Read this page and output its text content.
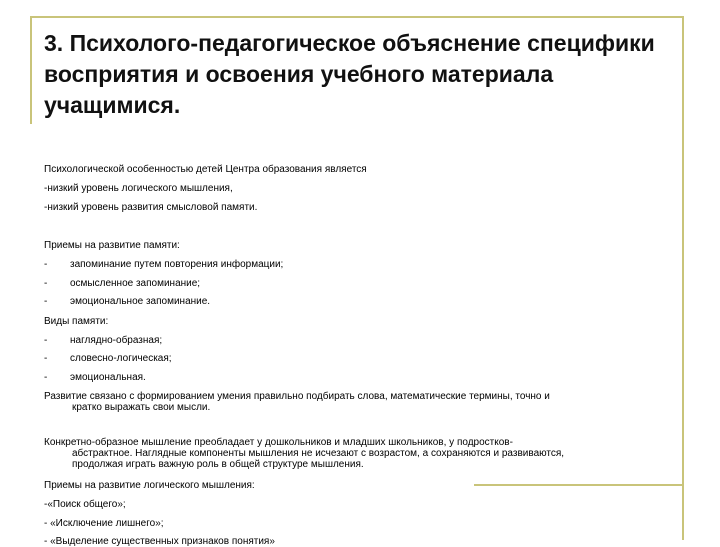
3. Психолого-педагогическое объяснение специфики восприятия и освоения учебного материала учащимися.
Психологической особенностью детей Центра образования является
-низкий уровень логического мышления,
-низкий уровень развития смысловой памяти.
Приемы на развитие памяти:
- запоминание путем повторения информации;
- осмысленное запоминание;
- эмоциональное запоминание.
Виды памяти:
- наглядно-образная;
- словесно-логическая;
- эмоциональная.
Развитие связано с формированием умения правильно подбирать слова, математические термины, точно и
кратко выражать свои мысли.
Конкретно-образное мышление преобладает у дошкольников и младших школьников, у подростков-
абстрактное. Наглядные компоненты мышления не исчезают с возрастом, а сохраняются и развиваются,
продолжая играть важную роль в общей структуре мышления.
Приемы на развитие логического мышления:
-«Поиск общего»;
- «Исключение лишнего»;
- «Выделение существенных признаков понятия»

*****

● Instructions for the task: From the listing, extract all text exactly as given and drop any picture.

● Written reply:
Read this page and output its text content.
3. Психолого-педагогическое объяснение специфики восприятия и освоения учебного материала учащимися.
Психологической особенностью детей Центра образования является
-низкий уровень логического мышления,
-низкий уровень развития смысловой памяти.
Приемы на развитие памяти:
- запоминание путем повторения информации;
- осмысленное запоминание;
- эмоциональное запоминание.
Виды памяти:
- наглядно-образная;
- словесно-логическая;
- эмоциональная.
Развитие связано с формированием умения правильно подбирать слова, математические термины, точно и
кратко выражать свои мысли.
Конкретно-образное мышление преобладает у дошкольников и младших школьников, у подростков-
абстрактное. Наглядные компоненты мышления не исчезают с возрастом, а сохраняются и развиваются,
продолжая играть важную роль в общей структуре мышления.
Приемы на развитие логического мышления:
-«Поиск общего»;
- «Исключение лишнего»;
- «Выделение существенных признаков понятия»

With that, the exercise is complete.